Description of the task | Can you output the material exactly as written, minus any pictures it holds?

--- Material provided ---

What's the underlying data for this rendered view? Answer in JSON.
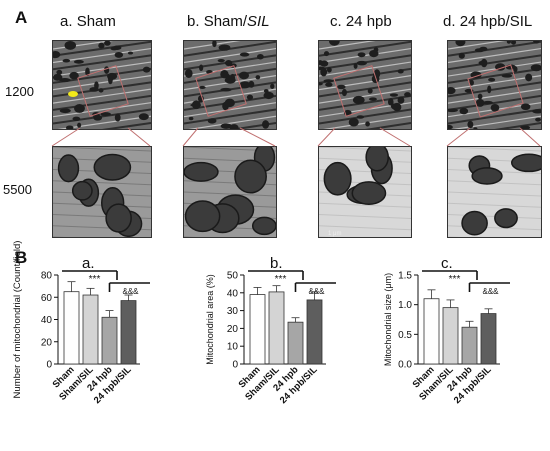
{
  "figure": {
    "panel_a_letter": "A",
    "panel_b_letter": "B",
    "columns": [
      {
        "title_prefix": "a. ",
        "title_main": "Sham",
        "title_italic": ""
      },
      {
        "title_prefix": "b. ",
        "title_main": "Sham/",
        "title_italic": "SIL"
      },
      {
        "title_prefix": "c. ",
        "title_main": "24 hpb",
        "title_italic": ""
      },
      {
        "title_prefix": "d. ",
        "title_main": "24 hpb/SIL",
        "title_italic": ""
      }
    ],
    "row_labels": [
      "1200",
      "5500"
    ],
    "scale_bar_label": "1 μm"
  },
  "colors": {
    "bar_sham": "#ffffff",
    "bar_sham_sil": "#d4d4d4",
    "bar_24hpb": "#a6a6a6",
    "bar_24hpb_sil": "#5e5e5e",
    "zoom_box": "#c07070",
    "em_highlight": "#f2ea1a"
  },
  "chart_data": [
    {
      "type": "bar",
      "panel_label": "a.",
      "categories": [
        "Sham",
        "Sham/SIL",
        "24 hpb",
        "24 hpb/SIL"
      ],
      "values": [
        65,
        62,
        42,
        57
      ],
      "errors": [
        9,
        6,
        6,
        5
      ],
      "ylabel": "Number of mitochondrial  (Count/field)",
      "ylim": [
        0,
        80
      ],
      "yticks": [
        0,
        20,
        40,
        60,
        80
      ],
      "annotations": [
        {
          "text": "***",
          "between": [
            "Sham",
            "24 hpb"
          ]
        },
        {
          "text": "&&&",
          "between": [
            "24 hpb",
            "24 hpb/SIL"
          ]
        }
      ]
    },
    {
      "type": "bar",
      "panel_label": "b.",
      "categories": [
        "Sham",
        "Sham/SIL",
        "24 hpb",
        "24 hpb/SIL"
      ],
      "values": [
        39,
        40.5,
        23.5,
        36
      ],
      "errors": [
        4,
        3.5,
        2.5,
        4.5
      ],
      "ylabel": "Mitochondrial area (%)",
      "ylim": [
        0,
        50
      ],
      "yticks": [
        0,
        10,
        20,
        30,
        40,
        50
      ],
      "annotations": [
        {
          "text": "***",
          "between": [
            "Sham",
            "24 hpb"
          ]
        },
        {
          "text": "&&&",
          "between": [
            "24 hpb",
            "24 hpb/SIL"
          ]
        }
      ]
    },
    {
      "type": "bar",
      "panel_label": "c.",
      "categories": [
        "Sham",
        "Sham/SIL",
        "24 hpb",
        "24 hpb/SIL"
      ],
      "values": [
        1.1,
        0.95,
        0.62,
        0.85
      ],
      "errors": [
        0.15,
        0.13,
        0.1,
        0.08
      ],
      "ylabel": "Mitochondrial size (μm)",
      "ylim": [
        0,
        1.5
      ],
      "yticks": [
        "0.0",
        "0.5",
        "1.0",
        "1.5"
      ],
      "annotations": [
        {
          "text": "***",
          "between": [
            "Sham",
            "24 hpb"
          ]
        },
        {
          "text": "&&&",
          "between": [
            "24 hpb",
            "24 hpb/SIL"
          ]
        }
      ]
    }
  ]
}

---

Answer to the problem |
What's the underlying data for this rendered view? Answer in JSON.
{
  "figure": {
    "panel_a_letter": "A",
    "panel_b_letter": "B",
    "columns": [
      {
        "title_prefix": "a. ",
        "title_main": "Sham",
        "title_italic": ""
      },
      {
        "title_prefix": "b. ",
        "title_main": "Sham/",
        "title_italic": "SIL"
      },
      {
        "title_prefix": "c. ",
        "title_main": "24 hpb",
        "title_italic": ""
      },
      {
        "title_prefix": "d. ",
        "title_main": "24 hpb/SIL",
        "title_italic": ""
      }
    ],
    "row_labels": [
      "1200",
      "5500"
    ],
    "scale_bar_label": "1 μm"
  },
  "colors": {
    "bar_sham": "#ffffff",
    "bar_sham_sil": "#d4d4d4",
    "bar_24hpb": "#a6a6a6",
    "bar_24hpb_sil": "#5e5e5e",
    "zoom_box": "#c07070",
    "em_highlight": "#f2ea1a"
  },
  "chart_data": [
    {
      "type": "bar",
      "panel_label": "a.",
      "categories": [
        "Sham",
        "Sham/SIL",
        "24 hpb",
        "24 hpb/SIL"
      ],
      "values": [
        65,
        62,
        42,
        57
      ],
      "errors": [
        9,
        6,
        6,
        5
      ],
      "ylabel": "Number of mitochondrial  (Count/field)",
      "ylim": [
        0,
        80
      ],
      "yticks": [
        0,
        20,
        40,
        60,
        80
      ],
      "annotations": [
        {
          "text": "***",
          "between": [
            "Sham",
            "24 hpb"
          ]
        },
        {
          "text": "&&&",
          "between": [
            "24 hpb",
            "24 hpb/SIL"
          ]
        }
      ]
    },
    {
      "type": "bar",
      "panel_label": "b.",
      "categories": [
        "Sham",
        "Sham/SIL",
        "24 hpb",
        "24 hpb/SIL"
      ],
      "values": [
        39,
        40.5,
        23.5,
        36
      ],
      "errors": [
        4,
        3.5,
        2.5,
        4.5
      ],
      "ylabel": "Mitochondrial area (%)",
      "ylim": [
        0,
        50
      ],
      "yticks": [
        0,
        10,
        20,
        30,
        40,
        50
      ],
      "annotations": [
        {
          "text": "***",
          "between": [
            "Sham",
            "24 hpb"
          ]
        },
        {
          "text": "&&&",
          "between": [
            "24 hpb",
            "24 hpb/SIL"
          ]
        }
      ]
    },
    {
      "type": "bar",
      "panel_label": "c.",
      "categories": [
        "Sham",
        "Sham/SIL",
        "24 hpb",
        "24 hpb/SIL"
      ],
      "values": [
        1.1,
        0.95,
        0.62,
        0.85
      ],
      "errors": [
        0.15,
        0.13,
        0.1,
        0.08
      ],
      "ylabel": "Mitochondrial size (μm)",
      "ylim": [
        0,
        1.5
      ],
      "yticks": [
        "0.0",
        "0.5",
        "1.0",
        "1.5"
      ],
      "annotations": [
        {
          "text": "***",
          "between": [
            "Sham",
            "24 hpb"
          ]
        },
        {
          "text": "&&&",
          "between": [
            "24 hpb",
            "24 hpb/SIL"
          ]
        }
      ]
    }
  ]
}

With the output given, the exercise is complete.